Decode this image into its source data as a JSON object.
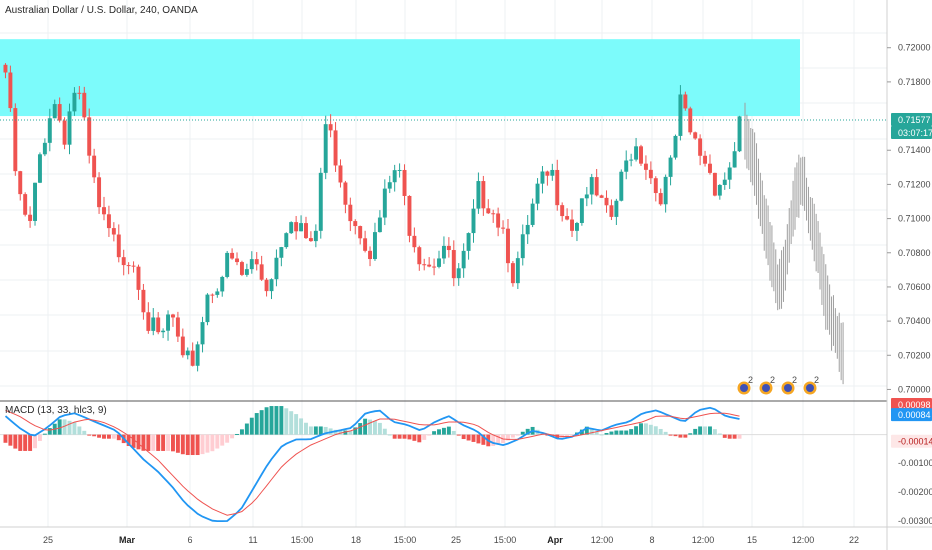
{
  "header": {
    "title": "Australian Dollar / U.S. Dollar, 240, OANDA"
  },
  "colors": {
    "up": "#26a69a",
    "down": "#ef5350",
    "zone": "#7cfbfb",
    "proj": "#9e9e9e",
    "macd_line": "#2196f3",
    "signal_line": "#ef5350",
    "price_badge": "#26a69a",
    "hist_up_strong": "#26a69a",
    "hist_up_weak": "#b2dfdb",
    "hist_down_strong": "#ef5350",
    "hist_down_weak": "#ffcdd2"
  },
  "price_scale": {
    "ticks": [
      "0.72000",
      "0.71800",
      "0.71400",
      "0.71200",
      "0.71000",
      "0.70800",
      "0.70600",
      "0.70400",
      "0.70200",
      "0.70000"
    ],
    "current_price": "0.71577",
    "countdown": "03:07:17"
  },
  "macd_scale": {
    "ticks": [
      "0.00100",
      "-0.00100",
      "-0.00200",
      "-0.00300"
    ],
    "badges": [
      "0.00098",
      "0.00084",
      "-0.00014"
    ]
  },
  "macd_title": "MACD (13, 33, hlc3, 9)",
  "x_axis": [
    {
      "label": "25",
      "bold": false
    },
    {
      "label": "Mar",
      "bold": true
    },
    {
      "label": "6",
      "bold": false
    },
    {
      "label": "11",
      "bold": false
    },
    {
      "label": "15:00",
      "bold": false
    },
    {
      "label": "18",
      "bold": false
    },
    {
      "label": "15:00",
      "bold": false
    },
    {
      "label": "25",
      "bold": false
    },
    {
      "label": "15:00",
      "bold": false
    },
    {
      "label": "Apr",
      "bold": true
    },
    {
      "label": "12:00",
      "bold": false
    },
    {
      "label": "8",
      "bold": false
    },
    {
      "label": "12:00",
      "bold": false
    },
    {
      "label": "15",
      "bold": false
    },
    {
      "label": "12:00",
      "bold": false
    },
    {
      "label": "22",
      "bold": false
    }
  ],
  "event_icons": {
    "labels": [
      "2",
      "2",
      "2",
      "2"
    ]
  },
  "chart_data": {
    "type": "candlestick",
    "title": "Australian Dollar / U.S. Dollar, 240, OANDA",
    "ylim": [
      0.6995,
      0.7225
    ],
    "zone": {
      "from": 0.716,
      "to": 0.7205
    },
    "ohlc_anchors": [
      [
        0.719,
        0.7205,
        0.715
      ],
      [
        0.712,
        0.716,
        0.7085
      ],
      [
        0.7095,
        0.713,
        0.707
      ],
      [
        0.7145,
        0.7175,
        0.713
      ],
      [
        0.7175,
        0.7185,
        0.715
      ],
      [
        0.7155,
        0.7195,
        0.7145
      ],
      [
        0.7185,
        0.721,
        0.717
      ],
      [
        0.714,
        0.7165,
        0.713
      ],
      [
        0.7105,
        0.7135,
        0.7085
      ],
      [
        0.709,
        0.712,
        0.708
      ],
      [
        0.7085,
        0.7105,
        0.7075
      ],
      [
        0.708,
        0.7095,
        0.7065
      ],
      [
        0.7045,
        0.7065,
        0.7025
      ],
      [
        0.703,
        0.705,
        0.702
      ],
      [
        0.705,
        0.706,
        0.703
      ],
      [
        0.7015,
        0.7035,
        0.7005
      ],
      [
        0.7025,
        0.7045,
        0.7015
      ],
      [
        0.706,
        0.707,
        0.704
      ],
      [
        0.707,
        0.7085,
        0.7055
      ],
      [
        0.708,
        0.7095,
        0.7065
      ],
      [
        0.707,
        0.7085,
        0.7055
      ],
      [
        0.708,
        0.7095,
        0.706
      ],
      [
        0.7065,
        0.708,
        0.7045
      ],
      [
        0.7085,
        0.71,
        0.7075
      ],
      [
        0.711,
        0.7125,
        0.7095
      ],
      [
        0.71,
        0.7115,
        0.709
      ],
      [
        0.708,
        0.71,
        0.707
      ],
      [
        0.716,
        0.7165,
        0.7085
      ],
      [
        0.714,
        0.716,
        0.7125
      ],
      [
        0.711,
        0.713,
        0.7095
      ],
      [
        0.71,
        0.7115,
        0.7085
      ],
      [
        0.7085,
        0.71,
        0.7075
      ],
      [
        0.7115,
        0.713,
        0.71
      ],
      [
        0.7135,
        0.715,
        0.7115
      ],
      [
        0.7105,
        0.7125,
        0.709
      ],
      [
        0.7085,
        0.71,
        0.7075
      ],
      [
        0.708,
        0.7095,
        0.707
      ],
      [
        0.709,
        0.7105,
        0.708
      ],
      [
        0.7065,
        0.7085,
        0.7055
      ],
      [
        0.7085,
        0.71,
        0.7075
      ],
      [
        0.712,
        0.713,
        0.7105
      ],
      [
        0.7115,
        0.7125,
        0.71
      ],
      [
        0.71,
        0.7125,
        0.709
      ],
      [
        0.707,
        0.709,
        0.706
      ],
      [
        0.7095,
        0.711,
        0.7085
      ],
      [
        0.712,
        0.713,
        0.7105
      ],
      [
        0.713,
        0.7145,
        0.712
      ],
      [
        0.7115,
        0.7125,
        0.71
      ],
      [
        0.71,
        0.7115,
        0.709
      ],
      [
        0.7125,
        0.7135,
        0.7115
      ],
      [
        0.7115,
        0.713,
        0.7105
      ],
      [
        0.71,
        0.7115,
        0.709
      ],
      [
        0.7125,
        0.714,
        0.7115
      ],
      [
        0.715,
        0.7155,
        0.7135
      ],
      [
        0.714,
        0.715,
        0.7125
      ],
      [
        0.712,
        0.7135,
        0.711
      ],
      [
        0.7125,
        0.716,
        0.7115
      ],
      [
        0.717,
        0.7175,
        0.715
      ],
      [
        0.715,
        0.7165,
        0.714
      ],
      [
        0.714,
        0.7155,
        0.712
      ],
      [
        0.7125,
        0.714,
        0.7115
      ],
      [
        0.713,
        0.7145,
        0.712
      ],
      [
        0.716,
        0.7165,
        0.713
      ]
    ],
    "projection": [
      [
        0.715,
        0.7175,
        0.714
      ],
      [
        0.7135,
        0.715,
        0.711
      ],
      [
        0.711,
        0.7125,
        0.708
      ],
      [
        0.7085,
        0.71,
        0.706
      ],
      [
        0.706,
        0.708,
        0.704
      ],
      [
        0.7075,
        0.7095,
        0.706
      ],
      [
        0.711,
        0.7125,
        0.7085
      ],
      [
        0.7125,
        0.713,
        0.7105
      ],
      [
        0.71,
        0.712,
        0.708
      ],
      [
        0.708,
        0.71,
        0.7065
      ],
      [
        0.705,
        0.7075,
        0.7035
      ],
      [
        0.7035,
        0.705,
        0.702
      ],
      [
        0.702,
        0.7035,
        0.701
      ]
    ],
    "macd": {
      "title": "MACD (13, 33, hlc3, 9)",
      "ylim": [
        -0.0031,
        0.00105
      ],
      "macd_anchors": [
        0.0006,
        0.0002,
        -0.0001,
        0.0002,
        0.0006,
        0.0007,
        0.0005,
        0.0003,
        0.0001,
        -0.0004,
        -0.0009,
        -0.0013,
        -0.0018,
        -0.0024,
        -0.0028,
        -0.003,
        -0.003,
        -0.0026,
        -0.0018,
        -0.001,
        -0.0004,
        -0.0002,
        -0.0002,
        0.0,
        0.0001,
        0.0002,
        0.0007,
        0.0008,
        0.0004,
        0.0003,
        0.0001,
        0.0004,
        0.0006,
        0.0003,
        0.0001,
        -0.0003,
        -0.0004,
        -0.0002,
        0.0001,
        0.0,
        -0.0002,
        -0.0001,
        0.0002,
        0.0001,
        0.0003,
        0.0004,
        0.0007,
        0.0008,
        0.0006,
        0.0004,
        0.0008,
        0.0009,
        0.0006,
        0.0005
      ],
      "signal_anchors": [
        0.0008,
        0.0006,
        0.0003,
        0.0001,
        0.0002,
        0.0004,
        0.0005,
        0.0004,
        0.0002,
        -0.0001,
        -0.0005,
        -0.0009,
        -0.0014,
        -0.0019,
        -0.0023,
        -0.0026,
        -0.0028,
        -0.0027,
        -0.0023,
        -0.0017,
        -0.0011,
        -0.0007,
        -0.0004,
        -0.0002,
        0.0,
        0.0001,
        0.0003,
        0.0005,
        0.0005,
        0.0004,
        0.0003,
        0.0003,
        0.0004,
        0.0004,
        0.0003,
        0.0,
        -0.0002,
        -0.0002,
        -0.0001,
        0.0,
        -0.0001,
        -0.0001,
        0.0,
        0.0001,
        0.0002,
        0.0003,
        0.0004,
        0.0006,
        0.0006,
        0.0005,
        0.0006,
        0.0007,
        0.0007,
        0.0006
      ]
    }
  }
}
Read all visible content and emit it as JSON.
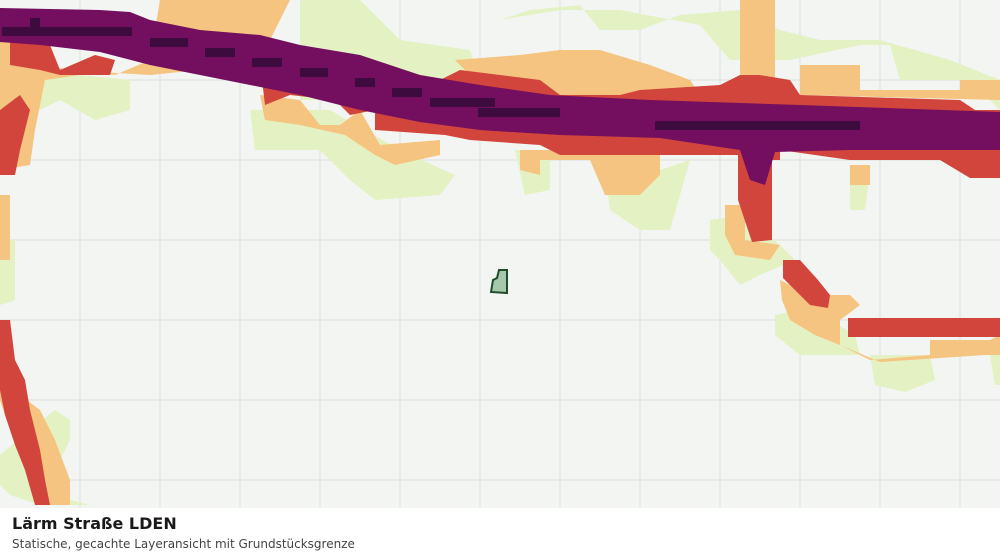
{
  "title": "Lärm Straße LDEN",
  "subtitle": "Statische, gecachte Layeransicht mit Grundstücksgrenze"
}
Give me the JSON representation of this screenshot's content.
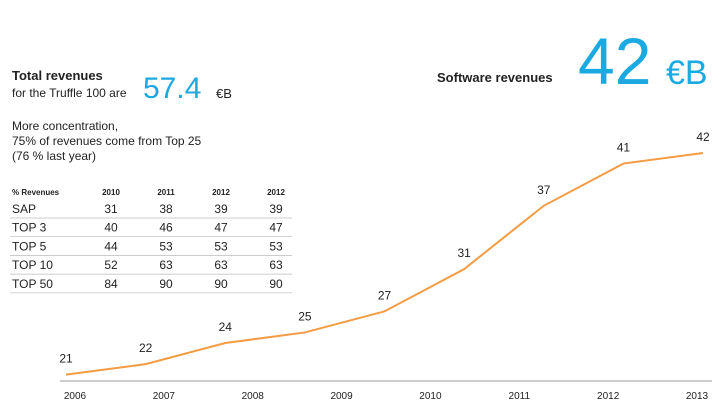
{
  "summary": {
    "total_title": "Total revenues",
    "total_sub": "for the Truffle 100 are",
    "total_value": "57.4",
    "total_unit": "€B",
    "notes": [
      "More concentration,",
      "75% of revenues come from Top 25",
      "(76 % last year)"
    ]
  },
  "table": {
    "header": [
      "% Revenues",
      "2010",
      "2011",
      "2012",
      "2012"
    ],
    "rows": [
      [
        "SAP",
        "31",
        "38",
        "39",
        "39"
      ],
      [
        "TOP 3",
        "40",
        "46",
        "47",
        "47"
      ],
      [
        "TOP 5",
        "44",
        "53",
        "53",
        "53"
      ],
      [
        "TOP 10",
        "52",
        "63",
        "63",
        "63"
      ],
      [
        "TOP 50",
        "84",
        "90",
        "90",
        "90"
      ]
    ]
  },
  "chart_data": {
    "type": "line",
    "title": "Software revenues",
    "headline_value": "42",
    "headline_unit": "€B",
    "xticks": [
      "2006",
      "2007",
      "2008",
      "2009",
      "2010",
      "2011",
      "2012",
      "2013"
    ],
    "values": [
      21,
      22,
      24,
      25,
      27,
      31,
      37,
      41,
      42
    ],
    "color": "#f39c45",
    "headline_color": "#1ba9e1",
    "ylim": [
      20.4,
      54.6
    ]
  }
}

** Job **
Pick out each line that holds the string "from".

** Correct answer **
      "from": 0.716,
      "75% of revenues come from Top 25",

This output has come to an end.